#### Directions:
Retype all of the data. Every line must match exactly.

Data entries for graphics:
------------------------------------------------

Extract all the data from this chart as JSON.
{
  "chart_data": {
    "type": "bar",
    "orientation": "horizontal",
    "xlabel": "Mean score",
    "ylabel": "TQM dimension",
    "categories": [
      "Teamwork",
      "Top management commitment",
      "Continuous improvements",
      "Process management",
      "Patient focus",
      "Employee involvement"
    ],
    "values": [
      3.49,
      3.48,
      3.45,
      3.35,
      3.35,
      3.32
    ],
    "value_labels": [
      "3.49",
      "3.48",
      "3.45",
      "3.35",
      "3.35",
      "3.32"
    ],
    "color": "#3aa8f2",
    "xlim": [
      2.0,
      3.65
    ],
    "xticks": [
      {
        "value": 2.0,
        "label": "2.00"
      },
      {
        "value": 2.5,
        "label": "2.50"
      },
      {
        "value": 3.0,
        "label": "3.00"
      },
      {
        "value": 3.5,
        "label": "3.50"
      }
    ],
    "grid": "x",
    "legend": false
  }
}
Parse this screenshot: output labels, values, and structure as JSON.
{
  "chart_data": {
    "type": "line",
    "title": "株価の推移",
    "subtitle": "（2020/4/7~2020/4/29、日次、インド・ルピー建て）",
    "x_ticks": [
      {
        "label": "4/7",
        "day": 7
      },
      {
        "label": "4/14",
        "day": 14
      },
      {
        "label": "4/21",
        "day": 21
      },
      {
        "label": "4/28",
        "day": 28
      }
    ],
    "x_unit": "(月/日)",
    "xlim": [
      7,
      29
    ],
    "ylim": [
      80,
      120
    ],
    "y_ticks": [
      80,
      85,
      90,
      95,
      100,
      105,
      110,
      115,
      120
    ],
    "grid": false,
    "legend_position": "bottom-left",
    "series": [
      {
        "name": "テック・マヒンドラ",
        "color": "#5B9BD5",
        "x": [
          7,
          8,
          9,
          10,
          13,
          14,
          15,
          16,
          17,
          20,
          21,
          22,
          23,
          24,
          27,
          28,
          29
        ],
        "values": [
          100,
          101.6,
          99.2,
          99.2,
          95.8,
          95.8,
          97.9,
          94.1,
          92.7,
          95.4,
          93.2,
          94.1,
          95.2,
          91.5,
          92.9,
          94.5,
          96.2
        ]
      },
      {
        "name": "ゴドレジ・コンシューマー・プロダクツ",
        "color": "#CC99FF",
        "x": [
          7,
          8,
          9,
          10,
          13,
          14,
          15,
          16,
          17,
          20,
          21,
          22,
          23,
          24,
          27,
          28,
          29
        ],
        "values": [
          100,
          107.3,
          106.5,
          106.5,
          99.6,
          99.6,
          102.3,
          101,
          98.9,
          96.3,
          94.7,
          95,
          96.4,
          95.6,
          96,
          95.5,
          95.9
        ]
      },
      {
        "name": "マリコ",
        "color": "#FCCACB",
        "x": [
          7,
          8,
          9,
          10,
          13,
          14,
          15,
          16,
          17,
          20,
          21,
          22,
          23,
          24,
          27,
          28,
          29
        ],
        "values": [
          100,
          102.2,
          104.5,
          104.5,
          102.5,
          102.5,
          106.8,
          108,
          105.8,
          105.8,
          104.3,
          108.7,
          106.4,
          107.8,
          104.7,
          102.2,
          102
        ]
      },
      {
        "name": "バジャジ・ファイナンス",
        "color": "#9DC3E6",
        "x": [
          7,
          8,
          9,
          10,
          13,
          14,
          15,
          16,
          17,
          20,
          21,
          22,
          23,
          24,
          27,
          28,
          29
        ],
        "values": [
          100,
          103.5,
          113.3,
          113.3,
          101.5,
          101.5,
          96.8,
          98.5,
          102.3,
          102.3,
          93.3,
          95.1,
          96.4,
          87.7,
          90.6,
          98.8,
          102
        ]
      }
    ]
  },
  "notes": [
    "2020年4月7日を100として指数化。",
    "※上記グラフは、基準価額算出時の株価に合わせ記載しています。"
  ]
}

------------------------------------------------

#### Solution to this problem:
Extract all the data from this chart as JSON.
{
  "chart_data": {
    "type": "bar",
    "orientation": "horizontal",
    "xlabel": "Mean score",
    "ylabel": "TQM dimension",
    "categories": [
      "Teamwork",
      "Top management commitment",
      "Continuous improvements",
      "Process management",
      "Patient focus",
      "Employee involvement"
    ],
    "values": [
      3.49,
      3.48,
      3.45,
      3.35,
      3.35,
      3.32
    ],
    "value_labels": [
      "3.49",
      "3.48",
      "3.45",
      "3.35",
      "3.35",
      "3.32"
    ],
    "color": "#3aa8f2",
    "xlim": [
      2.0,
      3.65
    ],
    "xticks": [
      {
        "value": 2.0,
        "label": "2.00"
      },
      {
        "value": 2.5,
        "label": "2.50"
      },
      {
        "value": 3.0,
        "label": "3.00"
      },
      {
        "value": 3.5,
        "label": "3.50"
      }
    ],
    "grid": "x",
    "legend": false
  }
}
Parse this screenshot: output labels, values, and structure as JSON.
{
  "chart_data": {
    "type": "line",
    "title": "株価の推移",
    "subtitle": "（2020/4/7~2020/4/29、日次、インド・ルピー建て）",
    "x_ticks": [
      {
        "label": "4/7",
        "day": 7
      },
      {
        "label": "4/14",
        "day": 14
      },
      {
        "label": "4/21",
        "day": 21
      },
      {
        "label": "4/28",
        "day": 28
      }
    ],
    "x_unit": "(月/日)",
    "xlim": [
      7,
      29
    ],
    "ylim": [
      80,
      120
    ],
    "y_ticks": [
      80,
      85,
      90,
      95,
      100,
      105,
      110,
      115,
      120
    ],
    "grid": false,
    "legend_position": "bottom-left",
    "series": [
      {
        "name": "テック・マヒンドラ",
        "color": "#5B9BD5",
        "x": [
          7,
          8,
          9,
          10,
          13,
          14,
          15,
          16,
          17,
          20,
          21,
          22,
          23,
          24,
          27,
          28,
          29
        ],
        "values": [
          100,
          101.6,
          99.2,
          99.2,
          95.8,
          95.8,
          97.9,
          94.1,
          92.7,
          95.4,
          93.2,
          94.1,
          95.2,
          91.5,
          92.9,
          94.5,
          96.2
        ]
      },
      {
        "name": "ゴドレジ・コンシューマー・プロダクツ",
        "color": "#CC99FF",
        "x": [
          7,
          8,
          9,
          10,
          13,
          14,
          15,
          16,
          17,
          20,
          21,
          22,
          23,
          24,
          27,
          28,
          29
        ],
        "values": [
          100,
          107.3,
          106.5,
          106.5,
          99.6,
          99.6,
          102.3,
          101,
          98.9,
          96.3,
          94.7,
          95,
          96.4,
          95.6,
          96,
          95.5,
          95.9
        ]
      },
      {
        "name": "マリコ",
        "color": "#FCCACB",
        "x": [
          7,
          8,
          9,
          10,
          13,
          14,
          15,
          16,
          17,
          20,
          21,
          22,
          23,
          24,
          27,
          28,
          29
        ],
        "values": [
          100,
          102.2,
          104.5,
          104.5,
          102.5,
          102.5,
          106.8,
          108,
          105.8,
          105.8,
          104.3,
          108.7,
          106.4,
          107.8,
          104.7,
          102.2,
          102
        ]
      },
      {
        "name": "バジャジ・ファイナンス",
        "color": "#9DC3E6",
        "x": [
          7,
          8,
          9,
          10,
          13,
          14,
          15,
          16,
          17,
          20,
          21,
          22,
          23,
          24,
          27,
          28,
          29
        ],
        "values": [
          100,
          103.5,
          113.3,
          113.3,
          101.5,
          101.5,
          96.8,
          98.5,
          102.3,
          102.3,
          93.3,
          95.1,
          96.4,
          87.7,
          90.6,
          98.8,
          102
        ]
      }
    ]
  },
  "notes": [
    "2020年4月7日を100として指数化。",
    "※上記グラフは、基準価額算出時の株価に合わせ記載しています。"
  ]
}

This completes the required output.